◆ AIM
From the listing below, count the lines where the string "true" occurs. Give the number, with no other words.

◆ MATERIAL FOR THIS EXERCISE
-=-=-=-=-
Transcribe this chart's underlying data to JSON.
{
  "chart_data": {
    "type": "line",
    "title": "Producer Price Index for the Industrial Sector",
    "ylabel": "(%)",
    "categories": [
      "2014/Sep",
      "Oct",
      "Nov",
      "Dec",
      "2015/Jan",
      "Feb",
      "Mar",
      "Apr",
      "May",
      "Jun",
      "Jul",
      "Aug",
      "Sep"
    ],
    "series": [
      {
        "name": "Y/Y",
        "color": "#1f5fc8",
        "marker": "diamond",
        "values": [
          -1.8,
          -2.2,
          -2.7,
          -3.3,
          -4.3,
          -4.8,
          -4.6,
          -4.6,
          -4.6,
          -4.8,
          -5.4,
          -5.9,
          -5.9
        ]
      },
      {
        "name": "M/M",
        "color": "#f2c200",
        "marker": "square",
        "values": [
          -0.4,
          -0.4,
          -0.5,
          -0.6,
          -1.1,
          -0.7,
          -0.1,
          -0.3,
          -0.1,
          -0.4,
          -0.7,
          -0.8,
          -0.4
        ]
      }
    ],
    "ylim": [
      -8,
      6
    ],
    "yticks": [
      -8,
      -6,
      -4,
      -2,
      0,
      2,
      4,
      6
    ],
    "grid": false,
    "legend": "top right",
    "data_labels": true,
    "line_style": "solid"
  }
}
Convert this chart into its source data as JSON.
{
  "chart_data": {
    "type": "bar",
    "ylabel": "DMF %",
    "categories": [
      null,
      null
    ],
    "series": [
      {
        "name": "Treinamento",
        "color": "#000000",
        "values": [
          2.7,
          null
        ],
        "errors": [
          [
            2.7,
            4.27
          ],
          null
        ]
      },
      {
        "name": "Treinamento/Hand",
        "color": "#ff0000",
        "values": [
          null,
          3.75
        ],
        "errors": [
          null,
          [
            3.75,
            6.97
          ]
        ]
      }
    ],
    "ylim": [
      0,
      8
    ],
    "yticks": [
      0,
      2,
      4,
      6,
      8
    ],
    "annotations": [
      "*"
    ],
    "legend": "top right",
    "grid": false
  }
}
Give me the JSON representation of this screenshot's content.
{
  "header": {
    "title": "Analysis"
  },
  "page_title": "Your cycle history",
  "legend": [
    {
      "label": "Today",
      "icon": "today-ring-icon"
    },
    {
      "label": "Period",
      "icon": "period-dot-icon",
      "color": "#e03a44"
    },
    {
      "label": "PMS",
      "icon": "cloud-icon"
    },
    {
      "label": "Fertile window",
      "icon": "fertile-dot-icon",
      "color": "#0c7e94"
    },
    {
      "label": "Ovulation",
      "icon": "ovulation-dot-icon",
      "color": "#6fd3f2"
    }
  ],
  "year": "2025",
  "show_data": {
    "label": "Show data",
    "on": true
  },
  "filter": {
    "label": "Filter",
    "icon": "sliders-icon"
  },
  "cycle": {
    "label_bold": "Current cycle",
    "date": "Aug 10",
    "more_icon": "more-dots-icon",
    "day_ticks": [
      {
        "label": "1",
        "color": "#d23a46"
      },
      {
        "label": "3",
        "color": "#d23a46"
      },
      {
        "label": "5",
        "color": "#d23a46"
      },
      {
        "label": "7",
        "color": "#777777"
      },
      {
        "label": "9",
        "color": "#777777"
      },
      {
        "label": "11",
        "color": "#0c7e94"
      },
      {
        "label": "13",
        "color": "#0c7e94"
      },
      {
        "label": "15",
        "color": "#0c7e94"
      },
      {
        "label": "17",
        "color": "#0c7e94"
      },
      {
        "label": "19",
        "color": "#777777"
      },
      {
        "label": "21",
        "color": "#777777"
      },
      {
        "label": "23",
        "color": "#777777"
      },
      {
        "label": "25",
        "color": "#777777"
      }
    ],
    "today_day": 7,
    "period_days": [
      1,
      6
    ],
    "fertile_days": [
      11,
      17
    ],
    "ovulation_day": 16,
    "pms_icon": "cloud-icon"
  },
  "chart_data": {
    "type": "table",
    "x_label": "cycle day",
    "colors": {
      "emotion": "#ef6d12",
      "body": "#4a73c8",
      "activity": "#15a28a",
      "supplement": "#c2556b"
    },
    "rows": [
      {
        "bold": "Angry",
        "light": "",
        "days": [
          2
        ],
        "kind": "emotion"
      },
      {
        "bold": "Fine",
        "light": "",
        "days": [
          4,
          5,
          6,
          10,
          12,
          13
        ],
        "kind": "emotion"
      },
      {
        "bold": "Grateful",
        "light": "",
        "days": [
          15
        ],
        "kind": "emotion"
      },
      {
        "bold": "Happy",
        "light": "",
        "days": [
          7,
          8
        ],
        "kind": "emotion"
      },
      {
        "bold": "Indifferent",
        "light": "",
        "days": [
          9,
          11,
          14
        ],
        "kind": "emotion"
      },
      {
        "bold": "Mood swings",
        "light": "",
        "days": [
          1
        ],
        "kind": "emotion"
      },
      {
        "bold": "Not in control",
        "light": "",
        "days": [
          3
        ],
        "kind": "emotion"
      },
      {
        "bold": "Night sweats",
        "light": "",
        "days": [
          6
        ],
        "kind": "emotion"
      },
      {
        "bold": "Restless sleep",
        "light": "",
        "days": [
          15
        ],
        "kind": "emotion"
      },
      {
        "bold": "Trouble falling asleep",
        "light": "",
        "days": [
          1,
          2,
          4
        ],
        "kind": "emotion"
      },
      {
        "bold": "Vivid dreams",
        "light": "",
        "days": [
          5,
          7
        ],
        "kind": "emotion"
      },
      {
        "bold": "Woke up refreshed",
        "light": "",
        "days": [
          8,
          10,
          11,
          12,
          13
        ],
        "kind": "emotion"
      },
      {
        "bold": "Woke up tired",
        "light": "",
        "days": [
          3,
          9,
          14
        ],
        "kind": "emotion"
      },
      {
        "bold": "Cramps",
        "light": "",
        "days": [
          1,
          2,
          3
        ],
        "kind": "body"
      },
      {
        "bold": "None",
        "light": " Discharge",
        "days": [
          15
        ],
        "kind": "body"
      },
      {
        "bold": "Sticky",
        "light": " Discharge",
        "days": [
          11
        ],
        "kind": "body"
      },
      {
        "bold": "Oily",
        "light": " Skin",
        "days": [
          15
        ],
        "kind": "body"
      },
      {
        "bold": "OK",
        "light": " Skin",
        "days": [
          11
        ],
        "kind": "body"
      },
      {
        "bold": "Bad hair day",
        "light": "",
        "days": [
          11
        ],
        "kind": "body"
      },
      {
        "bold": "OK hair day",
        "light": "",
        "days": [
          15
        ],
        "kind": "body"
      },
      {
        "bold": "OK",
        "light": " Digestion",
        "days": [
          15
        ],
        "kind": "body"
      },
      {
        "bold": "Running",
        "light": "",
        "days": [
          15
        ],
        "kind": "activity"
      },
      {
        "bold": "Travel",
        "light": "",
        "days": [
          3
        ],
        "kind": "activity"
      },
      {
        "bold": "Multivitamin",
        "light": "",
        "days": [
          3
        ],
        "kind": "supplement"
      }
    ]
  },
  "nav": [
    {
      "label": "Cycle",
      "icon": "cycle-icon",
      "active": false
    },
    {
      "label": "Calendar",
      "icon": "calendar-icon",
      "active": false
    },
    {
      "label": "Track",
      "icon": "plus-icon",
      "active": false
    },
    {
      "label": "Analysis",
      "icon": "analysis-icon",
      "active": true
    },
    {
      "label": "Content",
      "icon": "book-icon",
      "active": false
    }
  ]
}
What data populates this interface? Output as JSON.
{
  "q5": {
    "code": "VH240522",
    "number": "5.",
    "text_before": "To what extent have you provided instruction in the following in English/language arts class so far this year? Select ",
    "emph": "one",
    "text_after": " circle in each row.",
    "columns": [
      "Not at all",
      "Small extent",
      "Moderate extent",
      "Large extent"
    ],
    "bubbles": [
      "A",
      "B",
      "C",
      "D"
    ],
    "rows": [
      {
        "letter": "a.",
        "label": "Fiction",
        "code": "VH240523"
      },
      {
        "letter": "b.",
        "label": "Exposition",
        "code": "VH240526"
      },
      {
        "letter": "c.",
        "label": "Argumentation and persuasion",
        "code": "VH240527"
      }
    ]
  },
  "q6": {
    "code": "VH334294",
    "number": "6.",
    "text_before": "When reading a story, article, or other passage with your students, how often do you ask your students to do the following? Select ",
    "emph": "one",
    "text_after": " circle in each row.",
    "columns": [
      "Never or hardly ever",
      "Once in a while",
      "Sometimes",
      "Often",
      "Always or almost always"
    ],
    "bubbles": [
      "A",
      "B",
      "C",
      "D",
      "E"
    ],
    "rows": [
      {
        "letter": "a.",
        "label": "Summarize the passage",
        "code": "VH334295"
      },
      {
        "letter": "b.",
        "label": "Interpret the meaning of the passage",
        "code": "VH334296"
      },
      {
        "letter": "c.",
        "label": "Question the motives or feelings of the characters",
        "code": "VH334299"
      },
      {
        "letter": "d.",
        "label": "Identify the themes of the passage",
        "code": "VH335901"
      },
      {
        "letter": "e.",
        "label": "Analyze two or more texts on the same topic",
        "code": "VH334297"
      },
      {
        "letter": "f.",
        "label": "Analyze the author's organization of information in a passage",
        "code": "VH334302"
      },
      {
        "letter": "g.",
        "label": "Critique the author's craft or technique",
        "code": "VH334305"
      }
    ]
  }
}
-=-=-=-=-
◆ EXERCISE RESPONSE
3